▸ Description of the task: Nothing should be left out: output all of the entries exactly.

○ ○ ○ ○

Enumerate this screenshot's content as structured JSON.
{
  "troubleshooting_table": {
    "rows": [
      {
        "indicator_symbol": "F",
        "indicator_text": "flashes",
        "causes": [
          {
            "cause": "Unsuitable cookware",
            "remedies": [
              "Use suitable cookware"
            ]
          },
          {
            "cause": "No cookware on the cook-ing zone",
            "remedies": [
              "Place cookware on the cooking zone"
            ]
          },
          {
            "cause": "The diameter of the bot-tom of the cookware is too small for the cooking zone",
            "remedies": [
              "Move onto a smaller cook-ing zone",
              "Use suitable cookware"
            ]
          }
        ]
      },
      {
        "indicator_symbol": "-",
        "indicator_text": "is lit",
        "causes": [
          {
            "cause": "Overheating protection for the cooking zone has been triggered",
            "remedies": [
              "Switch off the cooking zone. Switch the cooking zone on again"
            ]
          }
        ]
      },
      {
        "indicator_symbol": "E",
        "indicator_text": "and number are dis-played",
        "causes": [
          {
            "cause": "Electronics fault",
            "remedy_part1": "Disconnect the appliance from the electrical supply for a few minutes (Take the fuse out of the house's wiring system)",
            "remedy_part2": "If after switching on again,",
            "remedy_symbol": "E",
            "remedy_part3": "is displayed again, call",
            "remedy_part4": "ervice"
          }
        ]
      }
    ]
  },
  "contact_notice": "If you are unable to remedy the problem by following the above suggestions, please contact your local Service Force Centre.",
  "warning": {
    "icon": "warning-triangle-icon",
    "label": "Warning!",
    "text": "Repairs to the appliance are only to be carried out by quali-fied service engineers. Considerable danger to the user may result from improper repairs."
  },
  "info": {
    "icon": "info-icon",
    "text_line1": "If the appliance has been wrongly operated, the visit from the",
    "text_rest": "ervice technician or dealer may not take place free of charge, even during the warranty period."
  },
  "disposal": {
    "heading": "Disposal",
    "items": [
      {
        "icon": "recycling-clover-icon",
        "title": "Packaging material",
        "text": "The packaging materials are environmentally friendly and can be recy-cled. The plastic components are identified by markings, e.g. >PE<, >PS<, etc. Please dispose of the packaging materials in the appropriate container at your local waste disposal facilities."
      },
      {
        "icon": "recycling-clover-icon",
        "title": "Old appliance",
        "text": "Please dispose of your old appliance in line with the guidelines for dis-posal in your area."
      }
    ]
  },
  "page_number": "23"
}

○ ○ ○ ○

▸ Task output:
Enumerate this screenshot's content as structured JSON.
{
  "troubleshooting_table": {
    "rows": [
      {
        "indicator_symbol": "F",
        "indicator_text": "flashes",
        "causes": [
          {
            "cause": "Unsuitable cookware",
            "remedies": [
              "Use suitable cookware"
            ]
          },
          {
            "cause": "No cookware on the cook-ing zone",
            "remedies": [
              "Place cookware on the cooking zone"
            ]
          },
          {
            "cause": "The diameter of the bot-tom of the cookware is too small for the cooking zone",
            "remedies": [
              "Move onto a smaller cook-ing zone",
              "Use suitable cookware"
            ]
          }
        ]
      },
      {
        "indicator_symbol": "-",
        "indicator_text": "is lit",
        "causes": [
          {
            "cause": "Overheating protection for the cooking zone has been triggered",
            "remedies": [
              "Switch off the cooking zone. Switch the cooking zone on again"
            ]
          }
        ]
      },
      {
        "indicator_symbol": "E",
        "indicator_text": "and number are dis-played",
        "causes": [
          {
            "cause": "Electronics fault",
            "remedy_part1": "Disconnect the appliance from the electrical supply for a few minutes (Take the fuse out of the house's wiring system)",
            "remedy_part2": "If after switching on again,",
            "remedy_symbol": "E",
            "remedy_part3": "is displayed again, call",
            "remedy_part4": "ervice"
          }
        ]
      }
    ]
  },
  "contact_notice": "If you are unable to remedy the problem by following the above suggestions, please contact your local Service Force Centre.",
  "warning": {
    "icon": "warning-triangle-icon",
    "label": "Warning!",
    "text": "Repairs to the appliance are only to be carried out by quali-fied service engineers. Considerable danger to the user may result from improper repairs."
  },
  "info": {
    "icon": "info-icon",
    "text_line1": "If the appliance has been wrongly operated, the visit from the",
    "text_rest": "ervice technician or dealer may not take place free of charge, even during the warranty period."
  },
  "disposal": {
    "heading": "Disposal",
    "items": [
      {
        "icon": "recycling-clover-icon",
        "title": "Packaging material",
        "text": "The packaging materials are environmentally friendly and can be recy-cled. The plastic components are identified by markings, e.g. >PE<, >PS<, etc. Please dispose of the packaging materials in the appropriate container at your local waste disposal facilities."
      },
      {
        "icon": "recycling-clover-icon",
        "title": "Old appliance",
        "text": "Please dispose of your old appliance in line with the guidelines for dis-posal in your area."
      }
    ]
  },
  "page_number": "23"
}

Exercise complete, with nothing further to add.